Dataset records

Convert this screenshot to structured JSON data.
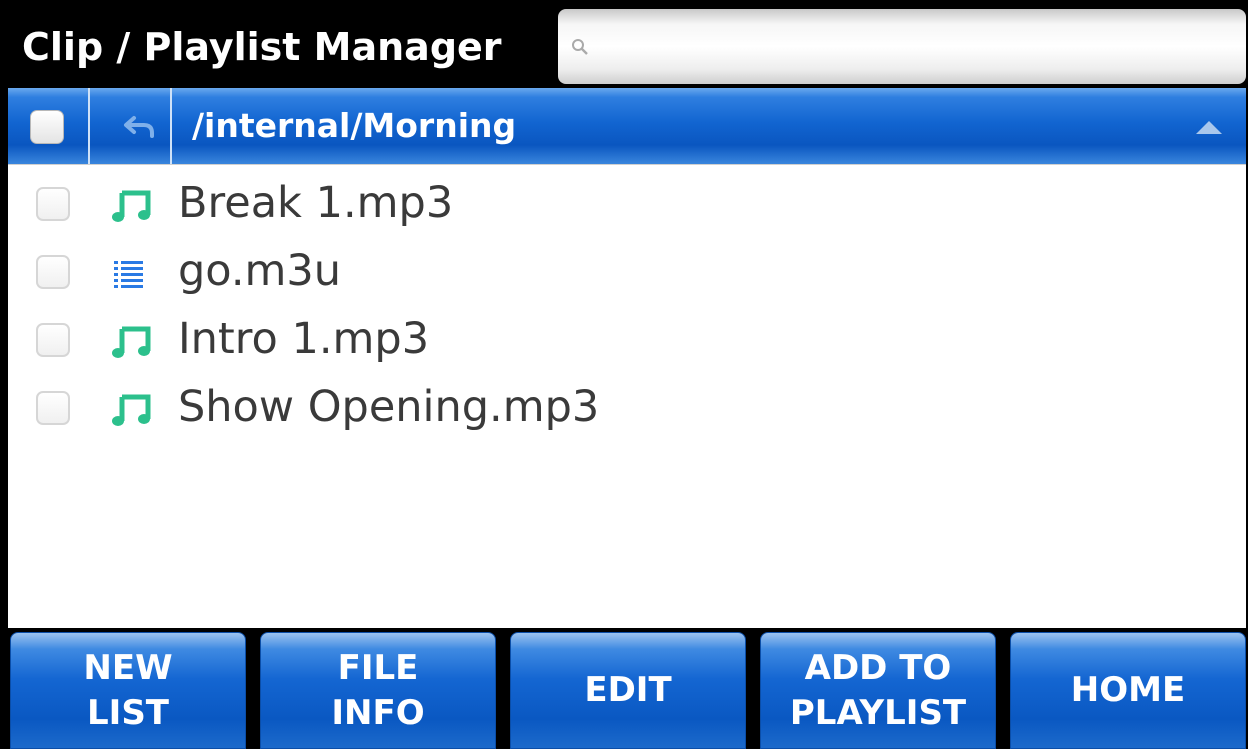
{
  "header": {
    "title": "Clip / Playlist Manager",
    "search_value": "",
    "search_icon": "search-icon"
  },
  "pathbar": {
    "path": "/internal/Morning",
    "select_all_checked": false,
    "back_icon": "back-arrow-icon",
    "sort_icon": "triangle-up-icon"
  },
  "files": [
    {
      "name": "Break 1.mp3",
      "type": "audio",
      "icon": "music-note-icon",
      "checked": false
    },
    {
      "name": "go.m3u",
      "type": "playlist",
      "icon": "list-icon",
      "checked": false
    },
    {
      "name": "Intro 1.mp3",
      "type": "audio",
      "icon": "music-note-icon",
      "checked": false
    },
    {
      "name": "Show Opening.mp3",
      "type": "audio",
      "icon": "music-note-icon",
      "checked": false
    }
  ],
  "buttons": {
    "new_list": "NEW\nLIST",
    "file_info": "FILE\nINFO",
    "edit": "EDIT",
    "add_to_playlist": "ADD TO\nPLAYLIST",
    "home": "HOME"
  },
  "colors": {
    "accent_blue": "#0a56c0",
    "audio_icon": "#2cc08c",
    "playlist_icon": "#2a7ae4"
  }
}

■ WHAT YOU HAVE TO DO:
Restate the whole listing above exactly, please, omitting every image.

■ OUTPUT OF THE TASK:
Convert this screenshot to structured JSON data.
{
  "header": {
    "title": "Clip / Playlist Manager",
    "search_value": "",
    "search_icon": "search-icon"
  },
  "pathbar": {
    "path": "/internal/Morning",
    "select_all_checked": false,
    "back_icon": "back-arrow-icon",
    "sort_icon": "triangle-up-icon"
  },
  "files": [
    {
      "name": "Break 1.mp3",
      "type": "audio",
      "icon": "music-note-icon",
      "checked": false
    },
    {
      "name": "go.m3u",
      "type": "playlist",
      "icon": "list-icon",
      "checked": false
    },
    {
      "name": "Intro 1.mp3",
      "type": "audio",
      "icon": "music-note-icon",
      "checked": false
    },
    {
      "name": "Show Opening.mp3",
      "type": "audio",
      "icon": "music-note-icon",
      "checked": false
    }
  ],
  "buttons": {
    "new_list": "NEW\nLIST",
    "file_info": "FILE\nINFO",
    "edit": "EDIT",
    "add_to_playlist": "ADD TO\nPLAYLIST",
    "home": "HOME"
  },
  "colors": {
    "accent_blue": "#0a56c0",
    "audio_icon": "#2cc08c",
    "playlist_icon": "#2a7ae4"
  }
}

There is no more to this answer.